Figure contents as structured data
.....

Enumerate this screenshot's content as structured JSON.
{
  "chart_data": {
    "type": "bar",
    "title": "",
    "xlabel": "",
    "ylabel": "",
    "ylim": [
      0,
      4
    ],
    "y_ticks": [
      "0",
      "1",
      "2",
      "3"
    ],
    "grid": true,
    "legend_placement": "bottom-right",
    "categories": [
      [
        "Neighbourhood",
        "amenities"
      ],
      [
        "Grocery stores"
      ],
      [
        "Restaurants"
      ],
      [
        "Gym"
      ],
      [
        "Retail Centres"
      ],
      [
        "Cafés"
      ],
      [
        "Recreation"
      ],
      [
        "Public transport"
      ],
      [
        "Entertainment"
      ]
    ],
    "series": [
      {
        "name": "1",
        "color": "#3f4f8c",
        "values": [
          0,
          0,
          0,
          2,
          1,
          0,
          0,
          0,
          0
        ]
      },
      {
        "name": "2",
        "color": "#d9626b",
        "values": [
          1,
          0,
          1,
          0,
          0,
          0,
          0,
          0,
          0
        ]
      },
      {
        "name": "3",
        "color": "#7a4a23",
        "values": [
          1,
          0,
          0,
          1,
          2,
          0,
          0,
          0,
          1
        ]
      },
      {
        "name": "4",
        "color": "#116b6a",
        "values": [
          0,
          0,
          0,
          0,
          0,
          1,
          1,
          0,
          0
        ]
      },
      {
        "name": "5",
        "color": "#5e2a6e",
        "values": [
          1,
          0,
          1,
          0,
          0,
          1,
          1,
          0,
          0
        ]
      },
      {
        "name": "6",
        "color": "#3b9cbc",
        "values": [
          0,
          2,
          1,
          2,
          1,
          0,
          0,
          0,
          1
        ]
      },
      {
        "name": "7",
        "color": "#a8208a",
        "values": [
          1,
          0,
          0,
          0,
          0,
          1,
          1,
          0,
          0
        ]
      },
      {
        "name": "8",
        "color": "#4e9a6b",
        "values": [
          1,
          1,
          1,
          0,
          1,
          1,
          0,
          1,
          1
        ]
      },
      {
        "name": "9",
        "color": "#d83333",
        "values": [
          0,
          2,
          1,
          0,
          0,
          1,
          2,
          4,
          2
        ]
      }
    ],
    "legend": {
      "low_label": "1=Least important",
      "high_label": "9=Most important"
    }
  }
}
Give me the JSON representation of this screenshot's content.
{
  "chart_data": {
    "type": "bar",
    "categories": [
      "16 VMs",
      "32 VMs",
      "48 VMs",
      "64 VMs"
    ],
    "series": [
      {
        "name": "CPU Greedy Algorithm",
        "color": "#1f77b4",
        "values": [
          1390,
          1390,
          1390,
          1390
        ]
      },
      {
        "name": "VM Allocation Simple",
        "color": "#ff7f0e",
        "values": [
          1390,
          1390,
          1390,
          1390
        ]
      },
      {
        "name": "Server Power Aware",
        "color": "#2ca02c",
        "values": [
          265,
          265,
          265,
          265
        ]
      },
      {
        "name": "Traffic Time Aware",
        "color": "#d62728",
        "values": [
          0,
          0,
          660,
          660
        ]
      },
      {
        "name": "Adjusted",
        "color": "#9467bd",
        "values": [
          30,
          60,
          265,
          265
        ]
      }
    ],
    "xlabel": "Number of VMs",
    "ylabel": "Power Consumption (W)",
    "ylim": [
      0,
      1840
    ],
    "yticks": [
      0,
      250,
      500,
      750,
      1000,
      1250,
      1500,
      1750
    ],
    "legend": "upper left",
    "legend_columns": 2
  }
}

.....

▶ **AIM OF THE EXERCISE**
Return all the data above once more, precisely as given.

▶ **FINAL ANSWER**
Enumerate this screenshot's content as structured JSON.
{
  "chart_data": {
    "type": "bar",
    "title": "",
    "xlabel": "",
    "ylabel": "",
    "ylim": [
      0,
      4
    ],
    "y_ticks": [
      "0",
      "1",
      "2",
      "3"
    ],
    "grid": true,
    "legend_placement": "bottom-right",
    "categories": [
      [
        "Neighbourhood",
        "amenities"
      ],
      [
        "Grocery stores"
      ],
      [
        "Restaurants"
      ],
      [
        "Gym"
      ],
      [
        "Retail Centres"
      ],
      [
        "Cafés"
      ],
      [
        "Recreation"
      ],
      [
        "Public transport"
      ],
      [
        "Entertainment"
      ]
    ],
    "series": [
      {
        "name": "1",
        "color": "#3f4f8c",
        "values": [
          0,
          0,
          0,
          2,
          1,
          0,
          0,
          0,
          0
        ]
      },
      {
        "name": "2",
        "color": "#d9626b",
        "values": [
          1,
          0,
          1,
          0,
          0,
          0,
          0,
          0,
          0
        ]
      },
      {
        "name": "3",
        "color": "#7a4a23",
        "values": [
          1,
          0,
          0,
          1,
          2,
          0,
          0,
          0,
          1
        ]
      },
      {
        "name": "4",
        "color": "#116b6a",
        "values": [
          0,
          0,
          0,
          0,
          0,
          1,
          1,
          0,
          0
        ]
      },
      {
        "name": "5",
        "color": "#5e2a6e",
        "values": [
          1,
          0,
          1,
          0,
          0,
          1,
          1,
          0,
          0
        ]
      },
      {
        "name": "6",
        "color": "#3b9cbc",
        "values": [
          0,
          2,
          1,
          2,
          1,
          0,
          0,
          0,
          1
        ]
      },
      {
        "name": "7",
        "color": "#a8208a",
        "values": [
          1,
          0,
          0,
          0,
          0,
          1,
          1,
          0,
          0
        ]
      },
      {
        "name": "8",
        "color": "#4e9a6b",
        "values": [
          1,
          1,
          1,
          0,
          1,
          1,
          0,
          1,
          1
        ]
      },
      {
        "name": "9",
        "color": "#d83333",
        "values": [
          0,
          2,
          1,
          0,
          0,
          1,
          2,
          4,
          2
        ]
      }
    ],
    "legend": {
      "low_label": "1=Least important",
      "high_label": "9=Most important"
    }
  }
}
Give me the JSON representation of this screenshot's content.
{
  "chart_data": {
    "type": "bar",
    "categories": [
      "16 VMs",
      "32 VMs",
      "48 VMs",
      "64 VMs"
    ],
    "series": [
      {
        "name": "CPU Greedy Algorithm",
        "color": "#1f77b4",
        "values": [
          1390,
          1390,
          1390,
          1390
        ]
      },
      {
        "name": "VM Allocation Simple",
        "color": "#ff7f0e",
        "values": [
          1390,
          1390,
          1390,
          1390
        ]
      },
      {
        "name": "Server Power Aware",
        "color": "#2ca02c",
        "values": [
          265,
          265,
          265,
          265
        ]
      },
      {
        "name": "Traffic Time Aware",
        "color": "#d62728",
        "values": [
          0,
          0,
          660,
          660
        ]
      },
      {
        "name": "Adjusted",
        "color": "#9467bd",
        "values": [
          30,
          60,
          265,
          265
        ]
      }
    ],
    "xlabel": "Number of VMs",
    "ylabel": "Power Consumption (W)",
    "ylim": [
      0,
      1840
    ],
    "yticks": [
      0,
      250,
      500,
      750,
      1000,
      1250,
      1500,
      1750
    ],
    "legend": "upper left",
    "legend_columns": 2
  }
}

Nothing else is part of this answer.